##### Data section
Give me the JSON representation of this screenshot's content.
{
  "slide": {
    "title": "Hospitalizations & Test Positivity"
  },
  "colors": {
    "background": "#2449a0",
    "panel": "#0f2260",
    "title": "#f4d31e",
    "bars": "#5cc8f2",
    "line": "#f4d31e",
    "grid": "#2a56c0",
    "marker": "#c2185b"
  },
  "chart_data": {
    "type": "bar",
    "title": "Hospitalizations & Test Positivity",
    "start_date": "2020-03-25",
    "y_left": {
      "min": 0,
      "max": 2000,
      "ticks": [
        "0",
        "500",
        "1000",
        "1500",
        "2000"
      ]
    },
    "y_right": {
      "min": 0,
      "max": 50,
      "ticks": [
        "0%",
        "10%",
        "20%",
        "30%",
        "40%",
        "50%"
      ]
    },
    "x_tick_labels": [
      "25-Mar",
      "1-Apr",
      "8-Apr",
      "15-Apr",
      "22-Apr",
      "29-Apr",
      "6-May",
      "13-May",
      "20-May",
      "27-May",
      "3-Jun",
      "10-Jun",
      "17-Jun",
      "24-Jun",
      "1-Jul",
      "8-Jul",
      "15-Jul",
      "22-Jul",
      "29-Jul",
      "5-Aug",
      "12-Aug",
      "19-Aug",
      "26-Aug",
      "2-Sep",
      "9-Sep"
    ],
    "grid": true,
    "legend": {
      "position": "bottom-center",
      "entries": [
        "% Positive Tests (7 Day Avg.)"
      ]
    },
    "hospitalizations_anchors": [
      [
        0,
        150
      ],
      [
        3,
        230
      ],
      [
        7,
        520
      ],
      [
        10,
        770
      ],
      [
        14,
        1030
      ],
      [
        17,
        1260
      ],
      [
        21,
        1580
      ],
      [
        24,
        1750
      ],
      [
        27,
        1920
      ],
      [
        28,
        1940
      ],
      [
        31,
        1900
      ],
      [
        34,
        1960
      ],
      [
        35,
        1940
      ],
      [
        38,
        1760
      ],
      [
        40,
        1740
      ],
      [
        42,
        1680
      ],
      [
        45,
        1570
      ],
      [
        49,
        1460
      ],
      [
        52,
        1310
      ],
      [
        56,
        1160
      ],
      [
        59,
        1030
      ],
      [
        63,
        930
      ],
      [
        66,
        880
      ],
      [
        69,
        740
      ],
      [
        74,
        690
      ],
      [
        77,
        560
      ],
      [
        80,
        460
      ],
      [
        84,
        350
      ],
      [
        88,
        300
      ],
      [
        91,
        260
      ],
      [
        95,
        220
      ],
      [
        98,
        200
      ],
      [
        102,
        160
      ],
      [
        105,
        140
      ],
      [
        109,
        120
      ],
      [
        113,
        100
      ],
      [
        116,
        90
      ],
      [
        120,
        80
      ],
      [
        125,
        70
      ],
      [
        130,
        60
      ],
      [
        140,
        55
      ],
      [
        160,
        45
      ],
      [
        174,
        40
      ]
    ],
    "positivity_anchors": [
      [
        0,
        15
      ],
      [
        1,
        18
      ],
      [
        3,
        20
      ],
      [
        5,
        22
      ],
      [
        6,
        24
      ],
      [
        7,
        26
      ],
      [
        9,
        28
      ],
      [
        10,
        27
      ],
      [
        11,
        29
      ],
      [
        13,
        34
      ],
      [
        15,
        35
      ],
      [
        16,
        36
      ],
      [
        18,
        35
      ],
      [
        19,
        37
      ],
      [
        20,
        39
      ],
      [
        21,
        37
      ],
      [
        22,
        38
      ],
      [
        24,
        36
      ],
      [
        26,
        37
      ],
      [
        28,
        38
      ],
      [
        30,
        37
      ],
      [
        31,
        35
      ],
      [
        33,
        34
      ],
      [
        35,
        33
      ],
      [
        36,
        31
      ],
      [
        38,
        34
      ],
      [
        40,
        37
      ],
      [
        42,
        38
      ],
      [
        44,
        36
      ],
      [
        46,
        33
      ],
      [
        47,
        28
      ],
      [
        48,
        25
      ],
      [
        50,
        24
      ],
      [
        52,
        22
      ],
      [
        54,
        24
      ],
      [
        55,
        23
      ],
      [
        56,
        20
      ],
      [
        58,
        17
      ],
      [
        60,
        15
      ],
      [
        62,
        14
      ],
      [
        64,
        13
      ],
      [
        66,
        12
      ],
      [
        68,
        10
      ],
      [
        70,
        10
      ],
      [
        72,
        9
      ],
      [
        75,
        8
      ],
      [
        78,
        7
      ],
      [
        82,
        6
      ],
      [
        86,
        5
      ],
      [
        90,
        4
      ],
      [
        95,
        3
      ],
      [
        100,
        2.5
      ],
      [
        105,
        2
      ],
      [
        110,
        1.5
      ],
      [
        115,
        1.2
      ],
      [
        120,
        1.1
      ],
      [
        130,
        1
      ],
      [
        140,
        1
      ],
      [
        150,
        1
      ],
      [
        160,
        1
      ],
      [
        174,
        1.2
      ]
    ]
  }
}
##########
- [Exercise requirements] Write out the complete set of records exactly as given.

- [Solution]
Give me the JSON representation of this screenshot's content.
{
  "slide": {
    "title": "Hospitalizations & Test Positivity"
  },
  "colors": {
    "background": "#2449a0",
    "panel": "#0f2260",
    "title": "#f4d31e",
    "bars": "#5cc8f2",
    "line": "#f4d31e",
    "grid": "#2a56c0",
    "marker": "#c2185b"
  },
  "chart_data": {
    "type": "bar",
    "title": "Hospitalizations & Test Positivity",
    "start_date": "2020-03-25",
    "y_left": {
      "min": 0,
      "max": 2000,
      "ticks": [
        "0",
        "500",
        "1000",
        "1500",
        "2000"
      ]
    },
    "y_right": {
      "min": 0,
      "max": 50,
      "ticks": [
        "0%",
        "10%",
        "20%",
        "30%",
        "40%",
        "50%"
      ]
    },
    "x_tick_labels": [
      "25-Mar",
      "1-Apr",
      "8-Apr",
      "15-Apr",
      "22-Apr",
      "29-Apr",
      "6-May",
      "13-May",
      "20-May",
      "27-May",
      "3-Jun",
      "10-Jun",
      "17-Jun",
      "24-Jun",
      "1-Jul",
      "8-Jul",
      "15-Jul",
      "22-Jul",
      "29-Jul",
      "5-Aug",
      "12-Aug",
      "19-Aug",
      "26-Aug",
      "2-Sep",
      "9-Sep"
    ],
    "grid": true,
    "legend": {
      "position": "bottom-center",
      "entries": [
        "% Positive Tests (7 Day Avg.)"
      ]
    },
    "hospitalizations_anchors": [
      [
        0,
        150
      ],
      [
        3,
        230
      ],
      [
        7,
        520
      ],
      [
        10,
        770
      ],
      [
        14,
        1030
      ],
      [
        17,
        1260
      ],
      [
        21,
        1580
      ],
      [
        24,
        1750
      ],
      [
        27,
        1920
      ],
      [
        28,
        1940
      ],
      [
        31,
        1900
      ],
      [
        34,
        1960
      ],
      [
        35,
        1940
      ],
      [
        38,
        1760
      ],
      [
        40,
        1740
      ],
      [
        42,
        1680
      ],
      [
        45,
        1570
      ],
      [
        49,
        1460
      ],
      [
        52,
        1310
      ],
      [
        56,
        1160
      ],
      [
        59,
        1030
      ],
      [
        63,
        930
      ],
      [
        66,
        880
      ],
      [
        69,
        740
      ],
      [
        74,
        690
      ],
      [
        77,
        560
      ],
      [
        80,
        460
      ],
      [
        84,
        350
      ],
      [
        88,
        300
      ],
      [
        91,
        260
      ],
      [
        95,
        220
      ],
      [
        98,
        200
      ],
      [
        102,
        160
      ],
      [
        105,
        140
      ],
      [
        109,
        120
      ],
      [
        113,
        100
      ],
      [
        116,
        90
      ],
      [
        120,
        80
      ],
      [
        125,
        70
      ],
      [
        130,
        60
      ],
      [
        140,
        55
      ],
      [
        160,
        45
      ],
      [
        174,
        40
      ]
    ],
    "positivity_anchors": [
      [
        0,
        15
      ],
      [
        1,
        18
      ],
      [
        3,
        20
      ],
      [
        5,
        22
      ],
      [
        6,
        24
      ],
      [
        7,
        26
      ],
      [
        9,
        28
      ],
      [
        10,
        27
      ],
      [
        11,
        29
      ],
      [
        13,
        34
      ],
      [
        15,
        35
      ],
      [
        16,
        36
      ],
      [
        18,
        35
      ],
      [
        19,
        37
      ],
      [
        20,
        39
      ],
      [
        21,
        37
      ],
      [
        22,
        38
      ],
      [
        24,
        36
      ],
      [
        26,
        37
      ],
      [
        28,
        38
      ],
      [
        30,
        37
      ],
      [
        31,
        35
      ],
      [
        33,
        34
      ],
      [
        35,
        33
      ],
      [
        36,
        31
      ],
      [
        38,
        34
      ],
      [
        40,
        37
      ],
      [
        42,
        38
      ],
      [
        44,
        36
      ],
      [
        46,
        33
      ],
      [
        47,
        28
      ],
      [
        48,
        25
      ],
      [
        50,
        24
      ],
      [
        52,
        22
      ],
      [
        54,
        24
      ],
      [
        55,
        23
      ],
      [
        56,
        20
      ],
      [
        58,
        17
      ],
      [
        60,
        15
      ],
      [
        62,
        14
      ],
      [
        64,
        13
      ],
      [
        66,
        12
      ],
      [
        68,
        10
      ],
      [
        70,
        10
      ],
      [
        72,
        9
      ],
      [
        75,
        8
      ],
      [
        78,
        7
      ],
      [
        82,
        6
      ],
      [
        86,
        5
      ],
      [
        90,
        4
      ],
      [
        95,
        3
      ],
      [
        100,
        2.5
      ],
      [
        105,
        2
      ],
      [
        110,
        1.5
      ],
      [
        115,
        1.2
      ],
      [
        120,
        1.1
      ],
      [
        130,
        1
      ],
      [
        140,
        1
      ],
      [
        150,
        1
      ],
      [
        160,
        1
      ],
      [
        174,
        1.2
      ]
    ]
  }
}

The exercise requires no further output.